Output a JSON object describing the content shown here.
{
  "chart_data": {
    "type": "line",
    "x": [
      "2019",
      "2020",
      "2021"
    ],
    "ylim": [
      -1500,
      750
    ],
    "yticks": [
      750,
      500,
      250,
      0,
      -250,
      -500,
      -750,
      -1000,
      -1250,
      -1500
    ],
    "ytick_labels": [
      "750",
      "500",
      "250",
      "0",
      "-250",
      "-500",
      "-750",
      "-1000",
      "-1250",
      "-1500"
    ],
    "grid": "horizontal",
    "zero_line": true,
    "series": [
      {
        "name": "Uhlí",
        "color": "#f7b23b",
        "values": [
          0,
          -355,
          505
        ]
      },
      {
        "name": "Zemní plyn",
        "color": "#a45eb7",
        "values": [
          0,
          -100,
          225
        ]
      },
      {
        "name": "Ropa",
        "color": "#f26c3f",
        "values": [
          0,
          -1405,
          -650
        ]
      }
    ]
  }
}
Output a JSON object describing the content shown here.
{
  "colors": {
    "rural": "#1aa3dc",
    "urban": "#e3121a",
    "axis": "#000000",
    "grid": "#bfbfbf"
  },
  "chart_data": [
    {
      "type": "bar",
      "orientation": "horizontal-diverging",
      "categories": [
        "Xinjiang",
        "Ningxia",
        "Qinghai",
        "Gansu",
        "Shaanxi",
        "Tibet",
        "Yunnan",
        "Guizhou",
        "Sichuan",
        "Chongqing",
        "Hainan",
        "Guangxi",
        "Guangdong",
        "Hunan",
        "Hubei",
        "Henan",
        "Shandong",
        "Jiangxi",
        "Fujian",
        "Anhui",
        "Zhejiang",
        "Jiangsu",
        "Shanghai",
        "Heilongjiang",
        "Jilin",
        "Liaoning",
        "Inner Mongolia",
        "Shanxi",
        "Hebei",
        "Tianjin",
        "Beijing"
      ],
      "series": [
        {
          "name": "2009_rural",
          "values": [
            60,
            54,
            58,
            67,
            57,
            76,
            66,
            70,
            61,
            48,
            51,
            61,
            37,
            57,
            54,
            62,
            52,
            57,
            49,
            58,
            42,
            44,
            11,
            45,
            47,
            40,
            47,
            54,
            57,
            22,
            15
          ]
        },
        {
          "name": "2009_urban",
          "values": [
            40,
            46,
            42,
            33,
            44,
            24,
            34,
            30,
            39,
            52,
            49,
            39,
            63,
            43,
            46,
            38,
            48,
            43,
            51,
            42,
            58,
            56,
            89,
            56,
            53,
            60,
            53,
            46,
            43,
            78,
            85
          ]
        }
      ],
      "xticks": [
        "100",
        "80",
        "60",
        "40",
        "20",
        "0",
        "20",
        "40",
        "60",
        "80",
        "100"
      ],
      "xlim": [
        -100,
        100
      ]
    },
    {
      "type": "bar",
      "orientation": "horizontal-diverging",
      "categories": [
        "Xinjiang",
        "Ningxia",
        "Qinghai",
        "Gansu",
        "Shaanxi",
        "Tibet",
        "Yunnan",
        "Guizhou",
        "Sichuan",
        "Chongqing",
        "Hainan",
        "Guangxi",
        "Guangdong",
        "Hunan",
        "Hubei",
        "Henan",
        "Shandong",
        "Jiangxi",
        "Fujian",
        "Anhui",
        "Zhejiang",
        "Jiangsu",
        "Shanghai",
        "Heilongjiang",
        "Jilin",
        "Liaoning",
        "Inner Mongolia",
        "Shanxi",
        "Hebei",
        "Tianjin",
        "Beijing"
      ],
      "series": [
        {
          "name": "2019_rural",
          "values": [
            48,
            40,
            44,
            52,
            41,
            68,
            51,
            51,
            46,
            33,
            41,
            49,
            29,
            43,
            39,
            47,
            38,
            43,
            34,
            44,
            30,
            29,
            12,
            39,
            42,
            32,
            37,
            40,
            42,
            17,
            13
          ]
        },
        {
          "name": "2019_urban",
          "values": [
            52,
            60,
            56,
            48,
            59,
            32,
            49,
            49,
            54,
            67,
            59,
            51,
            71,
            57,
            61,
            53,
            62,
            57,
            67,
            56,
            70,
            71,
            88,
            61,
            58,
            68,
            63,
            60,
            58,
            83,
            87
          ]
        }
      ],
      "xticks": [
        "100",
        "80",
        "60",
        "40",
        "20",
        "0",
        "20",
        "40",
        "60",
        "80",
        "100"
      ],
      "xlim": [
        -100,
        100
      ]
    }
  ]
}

^^^^^^^^

-- TASK DIRECTIONS --
Each entry above needs to be retyped exactly.

-- ANSWER FOR THE TASK --
Output a JSON object describing the content shown here.
{
  "chart_data": {
    "type": "line",
    "x": [
      "2019",
      "2020",
      "2021"
    ],
    "ylim": [
      -1500,
      750
    ],
    "yticks": [
      750,
      500,
      250,
      0,
      -250,
      -500,
      -750,
      -1000,
      -1250,
      -1500
    ],
    "ytick_labels": [
      "750",
      "500",
      "250",
      "0",
      "-250",
      "-500",
      "-750",
      "-1000",
      "-1250",
      "-1500"
    ],
    "grid": "horizontal",
    "zero_line": true,
    "series": [
      {
        "name": "Uhlí",
        "color": "#f7b23b",
        "values": [
          0,
          -355,
          505
        ]
      },
      {
        "name": "Zemní plyn",
        "color": "#a45eb7",
        "values": [
          0,
          -100,
          225
        ]
      },
      {
        "name": "Ropa",
        "color": "#f26c3f",
        "values": [
          0,
          -1405,
          -650
        ]
      }
    ]
  }
}
Output a JSON object describing the content shown here.
{
  "colors": {
    "rural": "#1aa3dc",
    "urban": "#e3121a",
    "axis": "#000000",
    "grid": "#bfbfbf"
  },
  "chart_data": [
    {
      "type": "bar",
      "orientation": "horizontal-diverging",
      "categories": [
        "Xinjiang",
        "Ningxia",
        "Qinghai",
        "Gansu",
        "Shaanxi",
        "Tibet",
        "Yunnan",
        "Guizhou",
        "Sichuan",
        "Chongqing",
        "Hainan",
        "Guangxi",
        "Guangdong",
        "Hunan",
        "Hubei",
        "Henan",
        "Shandong",
        "Jiangxi",
        "Fujian",
        "Anhui",
        "Zhejiang",
        "Jiangsu",
        "Shanghai",
        "Heilongjiang",
        "Jilin",
        "Liaoning",
        "Inner Mongolia",
        "Shanxi",
        "Hebei",
        "Tianjin",
        "Beijing"
      ],
      "series": [
        {
          "name": "2009_rural",
          "values": [
            60,
            54,
            58,
            67,
            57,
            76,
            66,
            70,
            61,
            48,
            51,
            61,
            37,
            57,
            54,
            62,
            52,
            57,
            49,
            58,
            42,
            44,
            11,
            45,
            47,
            40,
            47,
            54,
            57,
            22,
            15
          ]
        },
        {
          "name": "2009_urban",
          "values": [
            40,
            46,
            42,
            33,
            44,
            24,
            34,
            30,
            39,
            52,
            49,
            39,
            63,
            43,
            46,
            38,
            48,
            43,
            51,
            42,
            58,
            56,
            89,
            56,
            53,
            60,
            53,
            46,
            43,
            78,
            85
          ]
        }
      ],
      "xticks": [
        "100",
        "80",
        "60",
        "40",
        "20",
        "0",
        "20",
        "40",
        "60",
        "80",
        "100"
      ],
      "xlim": [
        -100,
        100
      ]
    },
    {
      "type": "bar",
      "orientation": "horizontal-diverging",
      "categories": [
        "Xinjiang",
        "Ningxia",
        "Qinghai",
        "Gansu",
        "Shaanxi",
        "Tibet",
        "Yunnan",
        "Guizhou",
        "Sichuan",
        "Chongqing",
        "Hainan",
        "Guangxi",
        "Guangdong",
        "Hunan",
        "Hubei",
        "Henan",
        "Shandong",
        "Jiangxi",
        "Fujian",
        "Anhui",
        "Zhejiang",
        "Jiangsu",
        "Shanghai",
        "Heilongjiang",
        "Jilin",
        "Liaoning",
        "Inner Mongolia",
        "Shanxi",
        "Hebei",
        "Tianjin",
        "Beijing"
      ],
      "series": [
        {
          "name": "2019_rural",
          "values": [
            48,
            40,
            44,
            52,
            41,
            68,
            51,
            51,
            46,
            33,
            41,
            49,
            29,
            43,
            39,
            47,
            38,
            43,
            34,
            44,
            30,
            29,
            12,
            39,
            42,
            32,
            37,
            40,
            42,
            17,
            13
          ]
        },
        {
          "name": "2019_urban",
          "values": [
            52,
            60,
            56,
            48,
            59,
            32,
            49,
            49,
            54,
            67,
            59,
            51,
            71,
            57,
            61,
            53,
            62,
            57,
            67,
            56,
            70,
            71,
            88,
            61,
            58,
            68,
            63,
            60,
            58,
            83,
            87
          ]
        }
      ],
      "xticks": [
        "100",
        "80",
        "60",
        "40",
        "20",
        "0",
        "20",
        "40",
        "60",
        "80",
        "100"
      ],
      "xlim": [
        -100,
        100
      ]
    }
  ]
}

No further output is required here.